_CHALLENGE:_ Reproduce all of the listing below without alteration.

_INFORMATION PROVIDED:_
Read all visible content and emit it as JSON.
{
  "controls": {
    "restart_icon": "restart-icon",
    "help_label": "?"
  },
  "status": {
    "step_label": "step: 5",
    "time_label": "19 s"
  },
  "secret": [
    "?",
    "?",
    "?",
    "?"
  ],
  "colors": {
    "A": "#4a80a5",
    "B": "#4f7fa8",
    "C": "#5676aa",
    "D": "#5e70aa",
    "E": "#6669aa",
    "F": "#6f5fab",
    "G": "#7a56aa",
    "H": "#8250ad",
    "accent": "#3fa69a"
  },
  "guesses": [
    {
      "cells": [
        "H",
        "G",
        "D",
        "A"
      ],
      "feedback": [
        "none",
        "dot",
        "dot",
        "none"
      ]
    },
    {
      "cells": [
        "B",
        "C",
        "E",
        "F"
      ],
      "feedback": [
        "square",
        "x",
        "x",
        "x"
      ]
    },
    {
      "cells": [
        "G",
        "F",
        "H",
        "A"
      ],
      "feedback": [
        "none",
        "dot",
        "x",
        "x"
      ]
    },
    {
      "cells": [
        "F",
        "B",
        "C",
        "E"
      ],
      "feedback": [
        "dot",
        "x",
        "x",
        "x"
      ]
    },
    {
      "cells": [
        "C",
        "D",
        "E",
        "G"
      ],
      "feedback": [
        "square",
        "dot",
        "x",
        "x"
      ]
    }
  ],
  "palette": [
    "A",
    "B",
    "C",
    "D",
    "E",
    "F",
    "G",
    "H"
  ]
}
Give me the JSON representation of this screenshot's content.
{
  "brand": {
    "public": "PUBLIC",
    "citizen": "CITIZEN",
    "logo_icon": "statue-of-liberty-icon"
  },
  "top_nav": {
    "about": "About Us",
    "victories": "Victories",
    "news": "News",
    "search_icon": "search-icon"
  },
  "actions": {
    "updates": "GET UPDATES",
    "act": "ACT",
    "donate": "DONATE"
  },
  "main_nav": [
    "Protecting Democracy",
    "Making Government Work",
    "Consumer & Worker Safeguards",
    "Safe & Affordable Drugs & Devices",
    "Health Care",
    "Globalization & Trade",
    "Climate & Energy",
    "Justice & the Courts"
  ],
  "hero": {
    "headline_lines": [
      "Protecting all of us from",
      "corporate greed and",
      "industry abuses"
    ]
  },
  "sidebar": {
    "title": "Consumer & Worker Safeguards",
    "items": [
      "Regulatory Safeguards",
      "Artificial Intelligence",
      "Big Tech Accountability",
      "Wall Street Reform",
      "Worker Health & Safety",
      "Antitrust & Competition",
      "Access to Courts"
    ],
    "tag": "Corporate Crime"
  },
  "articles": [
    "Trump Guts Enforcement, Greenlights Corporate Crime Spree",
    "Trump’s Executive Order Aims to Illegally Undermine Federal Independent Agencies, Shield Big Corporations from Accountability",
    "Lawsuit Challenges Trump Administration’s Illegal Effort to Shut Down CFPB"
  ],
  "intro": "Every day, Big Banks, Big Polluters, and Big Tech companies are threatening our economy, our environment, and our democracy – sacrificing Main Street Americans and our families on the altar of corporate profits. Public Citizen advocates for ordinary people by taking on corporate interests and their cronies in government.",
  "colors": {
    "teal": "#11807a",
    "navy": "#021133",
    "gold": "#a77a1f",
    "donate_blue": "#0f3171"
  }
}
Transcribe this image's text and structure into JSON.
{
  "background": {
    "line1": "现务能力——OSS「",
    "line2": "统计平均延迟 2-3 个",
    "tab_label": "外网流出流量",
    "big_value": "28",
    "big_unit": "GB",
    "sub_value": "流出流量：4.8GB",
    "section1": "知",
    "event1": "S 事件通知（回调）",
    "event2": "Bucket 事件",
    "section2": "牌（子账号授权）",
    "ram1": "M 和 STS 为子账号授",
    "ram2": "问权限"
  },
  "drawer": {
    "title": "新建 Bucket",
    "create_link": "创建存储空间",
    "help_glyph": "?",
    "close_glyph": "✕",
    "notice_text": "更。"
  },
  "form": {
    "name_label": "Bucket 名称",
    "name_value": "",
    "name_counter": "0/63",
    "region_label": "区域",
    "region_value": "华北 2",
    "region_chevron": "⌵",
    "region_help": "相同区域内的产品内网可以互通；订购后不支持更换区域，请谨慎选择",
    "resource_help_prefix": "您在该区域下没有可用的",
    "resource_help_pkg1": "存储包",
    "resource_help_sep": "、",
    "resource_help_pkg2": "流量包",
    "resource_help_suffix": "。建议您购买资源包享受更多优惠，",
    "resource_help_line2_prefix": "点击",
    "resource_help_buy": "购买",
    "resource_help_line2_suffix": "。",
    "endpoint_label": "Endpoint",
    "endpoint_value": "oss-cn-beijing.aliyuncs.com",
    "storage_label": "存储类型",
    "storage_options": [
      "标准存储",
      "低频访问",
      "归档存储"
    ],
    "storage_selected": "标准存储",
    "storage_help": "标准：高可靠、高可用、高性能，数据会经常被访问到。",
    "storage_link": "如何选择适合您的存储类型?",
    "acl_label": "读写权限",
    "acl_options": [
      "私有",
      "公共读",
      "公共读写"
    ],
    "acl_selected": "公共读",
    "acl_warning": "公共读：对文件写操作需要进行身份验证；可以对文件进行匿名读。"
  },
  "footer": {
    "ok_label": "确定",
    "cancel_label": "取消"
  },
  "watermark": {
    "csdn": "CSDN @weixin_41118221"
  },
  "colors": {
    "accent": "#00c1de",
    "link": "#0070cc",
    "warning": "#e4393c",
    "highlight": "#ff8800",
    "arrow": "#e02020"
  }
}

_OUTPUT OF THE TASK:_
Read all visible content and emit it as JSON.
{
  "controls": {
    "restart_icon": "restart-icon",
    "help_label": "?"
  },
  "status": {
    "step_label": "step: 5",
    "time_label": "19 s"
  },
  "secret": [
    "?",
    "?",
    "?",
    "?"
  ],
  "colors": {
    "A": "#4a80a5",
    "B": "#4f7fa8",
    "C": "#5676aa",
    "D": "#5e70aa",
    "E": "#6669aa",
    "F": "#6f5fab",
    "G": "#7a56aa",
    "H": "#8250ad",
    "accent": "#3fa69a"
  },
  "guesses": [
    {
      "cells": [
        "H",
        "G",
        "D",
        "A"
      ],
      "feedback": [
        "none",
        "dot",
        "dot",
        "none"
      ]
    },
    {
      "cells": [
        "B",
        "C",
        "E",
        "F"
      ],
      "feedback": [
        "square",
        "x",
        "x",
        "x"
      ]
    },
    {
      "cells": [
        "G",
        "F",
        "H",
        "A"
      ],
      "feedback": [
        "none",
        "dot",
        "x",
        "x"
      ]
    },
    {
      "cells": [
        "F",
        "B",
        "C",
        "E"
      ],
      "feedback": [
        "dot",
        "x",
        "x",
        "x"
      ]
    },
    {
      "cells": [
        "C",
        "D",
        "E",
        "G"
      ],
      "feedback": [
        "square",
        "dot",
        "x",
        "x"
      ]
    }
  ],
  "palette": [
    "A",
    "B",
    "C",
    "D",
    "E",
    "F",
    "G",
    "H"
  ]
}
Give me the JSON representation of this screenshot's content.
{
  "brand": {
    "public": "PUBLIC",
    "citizen": "CITIZEN",
    "logo_icon": "statue-of-liberty-icon"
  },
  "top_nav": {
    "about": "About Us",
    "victories": "Victories",
    "news": "News",
    "search_icon": "search-icon"
  },
  "actions": {
    "updates": "GET UPDATES",
    "act": "ACT",
    "donate": "DONATE"
  },
  "main_nav": [
    "Protecting Democracy",
    "Making Government Work",
    "Consumer & Worker Safeguards",
    "Safe & Affordable Drugs & Devices",
    "Health Care",
    "Globalization & Trade",
    "Climate & Energy",
    "Justice & the Courts"
  ],
  "hero": {
    "headline_lines": [
      "Protecting all of us from",
      "corporate greed and",
      "industry abuses"
    ]
  },
  "sidebar": {
    "title": "Consumer & Worker Safeguards",
    "items": [
      "Regulatory Safeguards",
      "Artificial Intelligence",
      "Big Tech Accountability",
      "Wall Street Reform",
      "Worker Health & Safety",
      "Antitrust & Competition",
      "Access to Courts"
    ],
    "tag": "Corporate Crime"
  },
  "articles": [
    "Trump Guts Enforcement, Greenlights Corporate Crime Spree",
    "Trump’s Executive Order Aims to Illegally Undermine Federal Independent Agencies, Shield Big Corporations from Accountability",
    "Lawsuit Challenges Trump Administration’s Illegal Effort to Shut Down CFPB"
  ],
  "intro": "Every day, Big Banks, Big Polluters, and Big Tech companies are threatening our economy, our environment, and our democracy – sacrificing Main Street Americans and our families on the altar of corporate profits. Public Citizen advocates for ordinary people by taking on corporate interests and their cronies in government.",
  "colors": {
    "teal": "#11807a",
    "navy": "#021133",
    "gold": "#a77a1f",
    "donate_blue": "#0f3171"
  }
}
Transcribe this image's text and structure into JSON.
{
  "background": {
    "line1": "现务能力——OSS「",
    "line2": "统计平均延迟 2-3 个",
    "tab_label": "外网流出流量",
    "big_value": "28",
    "big_unit": "GB",
    "sub_value": "流出流量：4.8GB",
    "section1": "知",
    "event1": "S 事件通知（回调）",
    "event2": "Bucket 事件",
    "section2": "牌（子账号授权）",
    "ram1": "M 和 STS 为子账号授",
    "ram2": "问权限"
  },
  "drawer": {
    "title": "新建 Bucket",
    "create_link": "创建存储空间",
    "help_glyph": "?",
    "close_glyph": "✕",
    "notice_text": "更。"
  },
  "form": {
    "name_label": "Bucket 名称",
    "name_value": "",
    "name_counter": "0/63",
    "region_label": "区域",
    "region_value": "华北 2",
    "region_chevron": "⌵",
    "region_help": "相同区域内的产品内网可以互通；订购后不支持更换区域，请谨慎选择",
    "resource_help_prefix": "您在该区域下没有可用的",
    "resource_help_pkg1": "存储包",
    "resource_help_sep": "、",
    "resource_help_pkg2": "流量包",
    "resource_help_suffix": "。建议您购买资源包享受更多优惠，",
    "resource_help_line2_prefix": "点击",
    "resource_help_buy": "购买",
    "resource_help_line2_suffix": "。",
    "endpoint_label": "Endpoint",
    "endpoint_value": "oss-cn-beijing.aliyuncs.com",
    "storage_label": "存储类型",
    "storage_options": [
      "标准存储",
      "低频访问",
      "归档存储"
    ],
    "storage_selected": "标准存储",
    "storage_help": "标准：高可靠、高可用、高性能，数据会经常被访问到。",
    "storage_link": "如何选择适合您的存储类型?",
    "acl_label": "读写权限",
    "acl_options": [
      "私有",
      "公共读",
      "公共读写"
    ],
    "acl_selected": "公共读",
    "acl_warning": "公共读：对文件写操作需要进行身份验证；可以对文件进行匿名读。"
  },
  "footer": {
    "ok_label": "确定",
    "cancel_label": "取消"
  },
  "watermark": {
    "csdn": "CSDN @weixin_41118221"
  },
  "colors": {
    "accent": "#00c1de",
    "link": "#0070cc",
    "warning": "#e4393c",
    "highlight": "#ff8800",
    "arrow": "#e02020"
  }
}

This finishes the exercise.